## TASK REQUIREMENTS
Keep only the lines that hold the string "Схема", filtering out the rest of the entries below.

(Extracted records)
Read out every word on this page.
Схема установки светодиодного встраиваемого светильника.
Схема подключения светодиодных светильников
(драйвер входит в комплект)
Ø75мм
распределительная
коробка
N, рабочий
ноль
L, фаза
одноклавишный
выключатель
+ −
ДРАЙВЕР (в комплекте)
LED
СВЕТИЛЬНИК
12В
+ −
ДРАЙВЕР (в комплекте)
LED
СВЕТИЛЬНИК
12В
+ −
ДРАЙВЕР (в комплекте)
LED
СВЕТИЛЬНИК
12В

...

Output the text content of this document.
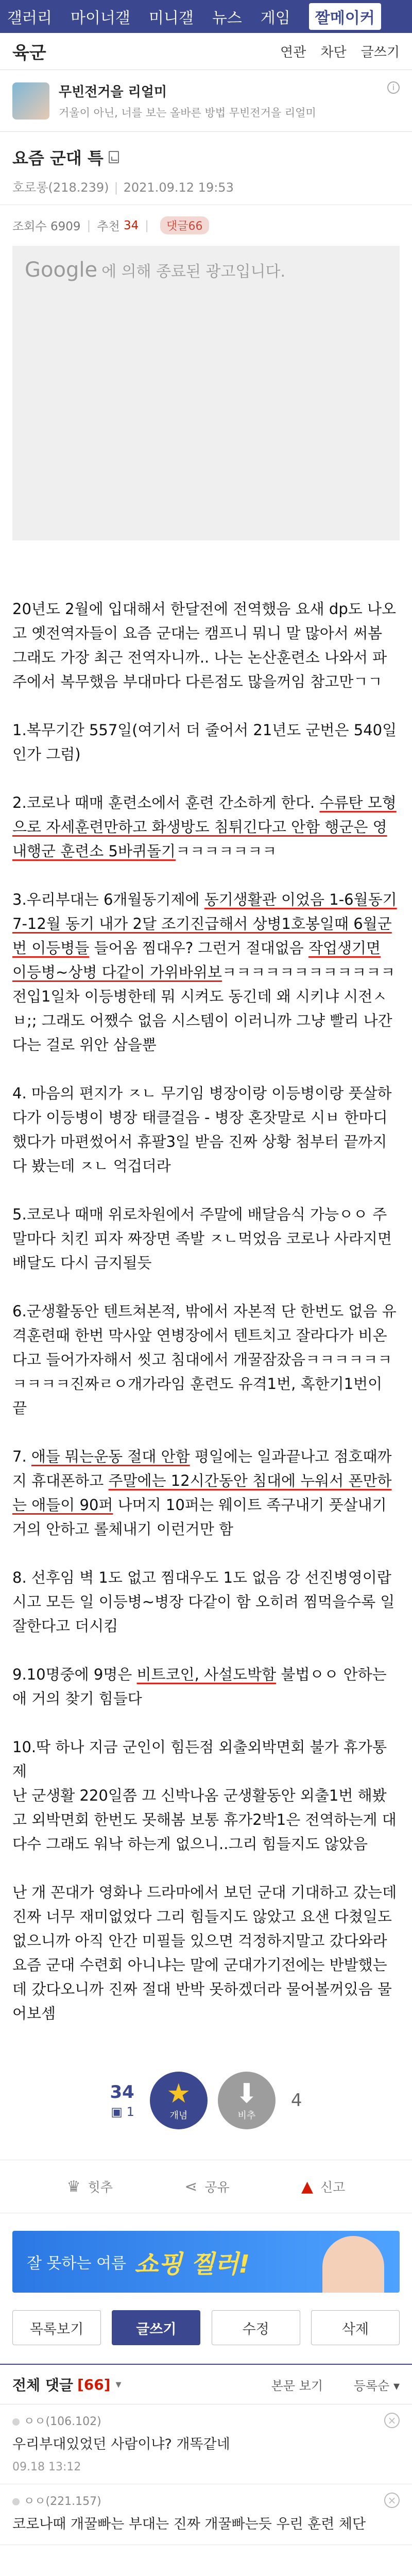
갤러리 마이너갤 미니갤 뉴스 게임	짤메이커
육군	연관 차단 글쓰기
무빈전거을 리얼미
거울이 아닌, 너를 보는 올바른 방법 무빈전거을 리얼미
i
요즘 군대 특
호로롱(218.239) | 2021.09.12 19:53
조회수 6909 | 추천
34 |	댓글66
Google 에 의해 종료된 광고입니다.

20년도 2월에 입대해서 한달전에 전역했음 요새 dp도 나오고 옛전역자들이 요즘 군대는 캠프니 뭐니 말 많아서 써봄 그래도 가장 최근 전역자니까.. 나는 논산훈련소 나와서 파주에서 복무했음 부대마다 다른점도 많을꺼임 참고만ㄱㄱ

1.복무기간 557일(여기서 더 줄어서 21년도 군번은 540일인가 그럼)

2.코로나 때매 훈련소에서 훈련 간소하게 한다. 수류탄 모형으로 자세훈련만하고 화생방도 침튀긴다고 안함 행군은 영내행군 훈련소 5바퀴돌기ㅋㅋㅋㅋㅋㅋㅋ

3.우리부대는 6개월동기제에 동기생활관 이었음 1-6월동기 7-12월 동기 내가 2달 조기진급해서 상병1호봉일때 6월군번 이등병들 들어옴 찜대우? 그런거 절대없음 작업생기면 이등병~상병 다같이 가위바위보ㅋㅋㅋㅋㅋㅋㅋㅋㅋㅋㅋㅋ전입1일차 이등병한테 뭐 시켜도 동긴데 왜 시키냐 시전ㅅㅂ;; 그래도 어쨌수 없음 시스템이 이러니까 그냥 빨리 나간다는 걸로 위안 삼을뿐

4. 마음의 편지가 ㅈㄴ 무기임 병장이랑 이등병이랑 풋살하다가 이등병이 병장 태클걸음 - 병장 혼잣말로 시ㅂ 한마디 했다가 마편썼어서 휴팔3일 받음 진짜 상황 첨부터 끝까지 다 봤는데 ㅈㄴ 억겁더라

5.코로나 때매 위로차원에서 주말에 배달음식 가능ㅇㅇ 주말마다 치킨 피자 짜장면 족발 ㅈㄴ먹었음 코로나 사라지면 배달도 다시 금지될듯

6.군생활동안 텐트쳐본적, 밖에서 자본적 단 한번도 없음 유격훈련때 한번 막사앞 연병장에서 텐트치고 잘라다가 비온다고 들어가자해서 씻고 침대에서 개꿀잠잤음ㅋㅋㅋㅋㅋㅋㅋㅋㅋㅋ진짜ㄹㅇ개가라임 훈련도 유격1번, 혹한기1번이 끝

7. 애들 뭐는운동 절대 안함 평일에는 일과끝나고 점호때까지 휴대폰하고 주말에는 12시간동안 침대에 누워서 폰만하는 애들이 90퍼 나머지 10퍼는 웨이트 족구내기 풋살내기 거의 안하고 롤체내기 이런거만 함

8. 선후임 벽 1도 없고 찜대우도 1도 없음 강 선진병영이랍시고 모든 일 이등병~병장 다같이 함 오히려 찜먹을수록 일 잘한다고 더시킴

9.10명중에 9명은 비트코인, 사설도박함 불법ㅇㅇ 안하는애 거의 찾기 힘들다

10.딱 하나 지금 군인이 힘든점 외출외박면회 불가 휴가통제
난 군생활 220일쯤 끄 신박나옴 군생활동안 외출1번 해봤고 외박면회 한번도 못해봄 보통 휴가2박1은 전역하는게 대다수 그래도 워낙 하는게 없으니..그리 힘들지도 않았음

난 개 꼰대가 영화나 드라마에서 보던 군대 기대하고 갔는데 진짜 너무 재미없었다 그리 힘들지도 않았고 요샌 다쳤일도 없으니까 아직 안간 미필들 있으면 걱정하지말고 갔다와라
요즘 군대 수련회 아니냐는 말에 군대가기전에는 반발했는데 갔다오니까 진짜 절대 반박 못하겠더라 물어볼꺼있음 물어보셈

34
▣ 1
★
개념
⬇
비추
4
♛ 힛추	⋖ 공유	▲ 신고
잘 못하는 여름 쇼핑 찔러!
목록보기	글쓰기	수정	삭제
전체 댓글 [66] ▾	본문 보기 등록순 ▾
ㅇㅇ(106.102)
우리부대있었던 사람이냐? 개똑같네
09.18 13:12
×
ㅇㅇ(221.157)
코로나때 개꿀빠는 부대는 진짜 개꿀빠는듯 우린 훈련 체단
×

## SOLUTION TO THE EXERCISE
Схема установки светодиодного встраиваемого светильника.
Схема подключения светодиодных светильников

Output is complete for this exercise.